_Figure record listings:_
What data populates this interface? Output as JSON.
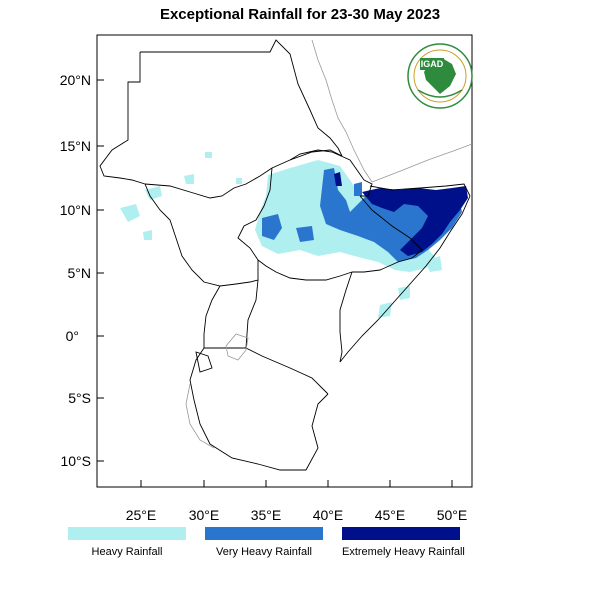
{
  "title": "Exceptional Rainfall for 23-30 May 2023",
  "logo": {
    "text": "IGAD",
    "color": "#2e8b3e"
  },
  "axes": {
    "lat_ticks": [
      "20°N",
      "15°N",
      "10°N",
      "5°N",
      "0°",
      "5°S",
      "10°S"
    ],
    "lon_ticks": [
      "25°E",
      "30°E",
      "35°E",
      "40°E",
      "45°E",
      "50°E"
    ],
    "lat_range": [
      -12,
      24
    ],
    "lon_range": [
      21.5,
      51.5
    ]
  },
  "legend": [
    {
      "label": "Heavy Rainfall",
      "color": "#b0efef"
    },
    {
      "label": "Very Heavy Rainfall",
      "color": "#2a76cf"
    },
    {
      "label": "Extremely Heavy Rainfall",
      "color": "#000f8a"
    }
  ]
}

_Set problem:_ Quote every record above exactly, omitting any pictures they contain.

_Solution to this exercise:_
What data populates this interface? Output as JSON.
{
  "title": "Exceptional Rainfall for 23-30 May 2023",
  "logo": {
    "text": "IGAD",
    "color": "#2e8b3e"
  },
  "axes": {
    "lat_ticks": [
      "20°N",
      "15°N",
      "10°N",
      "5°N",
      "0°",
      "5°S",
      "10°S"
    ],
    "lon_ticks": [
      "25°E",
      "30°E",
      "35°E",
      "40°E",
      "45°E",
      "50°E"
    ],
    "lat_range": [
      -12,
      24
    ],
    "lon_range": [
      21.5,
      51.5
    ]
  },
  "legend": [
    {
      "label": "Heavy Rainfall",
      "color": "#b0efef"
    },
    {
      "label": "Very Heavy Rainfall",
      "color": "#2a76cf"
    },
    {
      "label": "Extremely Heavy Rainfall",
      "color": "#000f8a"
    }
  ]
}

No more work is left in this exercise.